▸ **Task objective**
In the entries below, identify every line with the string "Defect" and copy it.

▸ **Given data**
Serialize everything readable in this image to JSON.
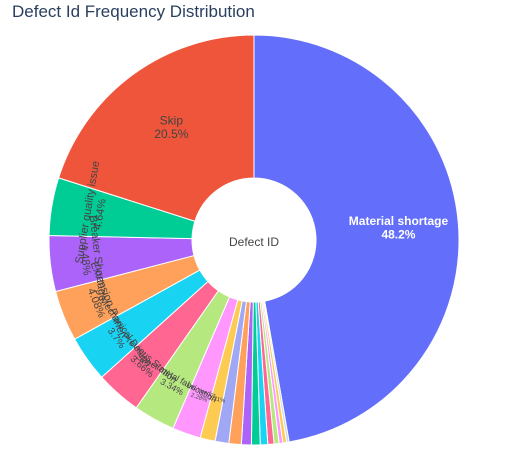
{
  "chart_data": {
    "type": "pie",
    "title": "Defect Id Frequency Distribution",
    "center_label": "Defect ID",
    "slices": [
      {
        "label": "Material shortage",
        "value": 48.2,
        "text": "48.2%",
        "color": "#636efa",
        "text_color": "#ffffff"
      },
      {
        "label": "",
        "value": 0.2,
        "text": "",
        "color": "#c8d4f0",
        "text_color": "#444444"
      },
      {
        "label": "",
        "value": 0.3,
        "text": "",
        "color": "#fecb52",
        "text_color": "#444444"
      },
      {
        "label": "",
        "value": 0.3,
        "text": "",
        "color": "#ff97ff",
        "text_color": "#444444"
      },
      {
        "label": "",
        "value": 0.4,
        "text": "",
        "color": "#b6e880",
        "text_color": "#444444"
      },
      {
        "label": "",
        "value": 0.5,
        "text": "",
        "color": "#ff6692",
        "text_color": "#444444"
      },
      {
        "label": "",
        "value": 0.6,
        "text": "",
        "color": "#19d3f3",
        "text_color": "#444444"
      },
      {
        "label": "",
        "value": 0.7,
        "text": "",
        "color": "#00cc96",
        "text_color": "#444444"
      },
      {
        "label": "",
        "value": 0.8,
        "text": "",
        "color": "#ab63fa",
        "text_color": "#444444"
      },
      {
        "label": "",
        "value": 1.0,
        "text": "",
        "color": "#ffa15a",
        "text_color": "#444444"
      },
      {
        "label": "",
        "value": 1.1,
        "text": "",
        "color": "#a0a8f5",
        "text_color": "#444444"
      },
      {
        "label": "",
        "value": 1.21,
        "text": "1.21%",
        "color": "#fecb52",
        "text_color": "#444444"
      },
      {
        "label": "MB Vendor",
        "value": 2.28,
        "text": "2.28%",
        "color": "#ff97ff",
        "text_color": "#444444"
      },
      {
        "label": "Sheet metal fabrication",
        "value": 3.34,
        "text": "3.34%",
        "color": "#b6e880",
        "text_color": "#444444"
      },
      {
        "label": "Previous Station",
        "value": 3.66,
        "text": "3.66%",
        "color": "#ff6692",
        "text_color": "#444444"
      },
      {
        "label": "Mechanical Design",
        "value": 3.7,
        "text": "3.7%",
        "color": "#19d3f3",
        "text_color": "#444444"
      },
      {
        "label": "Extension Panel",
        "value": 4.08,
        "text": "4.08%",
        "color": "#ffa15a",
        "text_color": "#444444"
      },
      {
        "label": "Breaker Shortage",
        "value": 4.48,
        "text": "4.48%",
        "color": "#ab63fa",
        "text_color": "#444444"
      },
      {
        "label": "Supplier quality issue",
        "value": 4.64,
        "text": "4.64%",
        "color": "#00cc96",
        "text_color": "#444444"
      },
      {
        "label": "Skip",
        "value": 20.5,
        "text": "20.5%",
        "color": "#ef553b",
        "text_color": "#444444"
      }
    ]
  }
}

▸ **Completed exercise**
    "title": "Defect Id Frequency Distribution",
    "center_label": "Defect ID",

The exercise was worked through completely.